# [Data entries]
● ● ● ● ● ● ●
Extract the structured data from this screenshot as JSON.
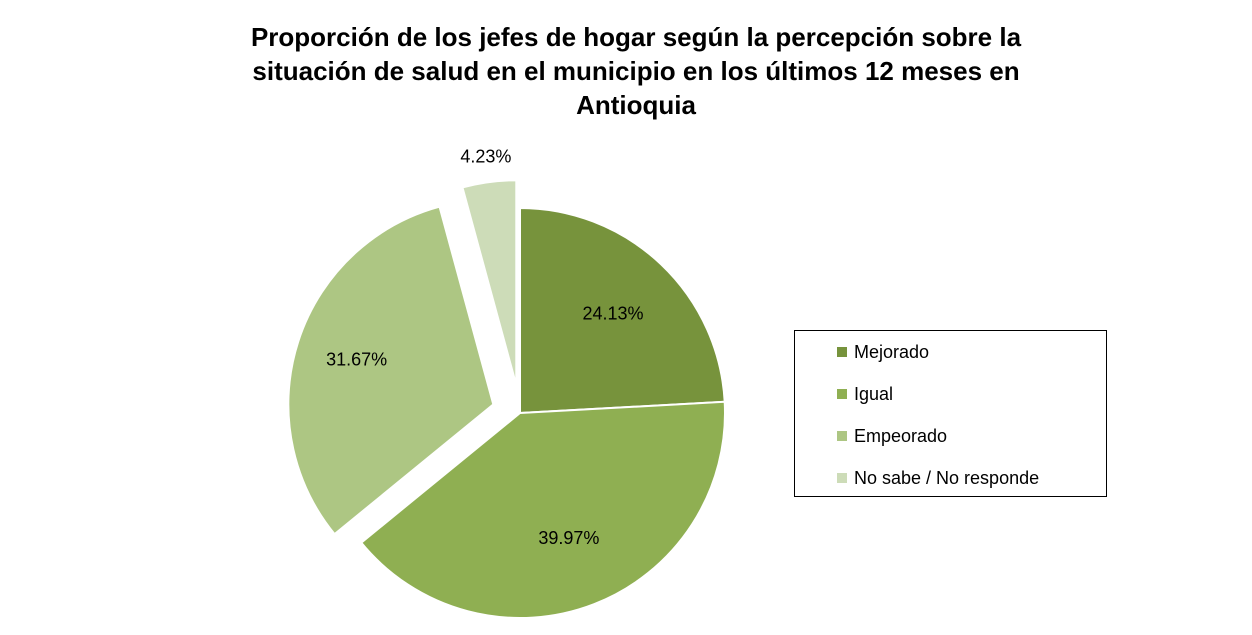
{
  "chart_data": {
    "type": "pie",
    "title": "Proporción de los jefes de hogar según la percepción sobre la situación de salud en el municipio en los últimos 12 meses en Antioquia",
    "title_lines": [
      "Proporción de los jefes de hogar según la percepción sobre la",
      "situación de salud en el municipio en los últimos 12 meses en",
      "Antioquia"
    ],
    "categories": [
      "Mejorado",
      "Igual",
      "Empeorado",
      "No sabe / No responde"
    ],
    "values": [
      24.13,
      39.97,
      31.67,
      4.23
    ],
    "data_labels": [
      "24.13%",
      "39.97%",
      "31.67%",
      "4.23%"
    ],
    "colors": [
      "#77933C",
      "#8FAF52",
      "#ADC683",
      "#CDDCB8"
    ],
    "legend_position": "right",
    "start_angle": "12 o'clock",
    "direction": "clockwise"
  }
}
● ● ● ● ● ● ●
# [WHAT IS EXPECTED]
Find all the lines containing "hogar" in the material, then copy them.

# [RESULT]
    "title": "Proporción de los jefes de hogar según la percepción sobre la situación de salud en el municipio en los últimos 12 meses en Antioquia",
      "Proporción de los jefes de hogar según la percepción sobre la",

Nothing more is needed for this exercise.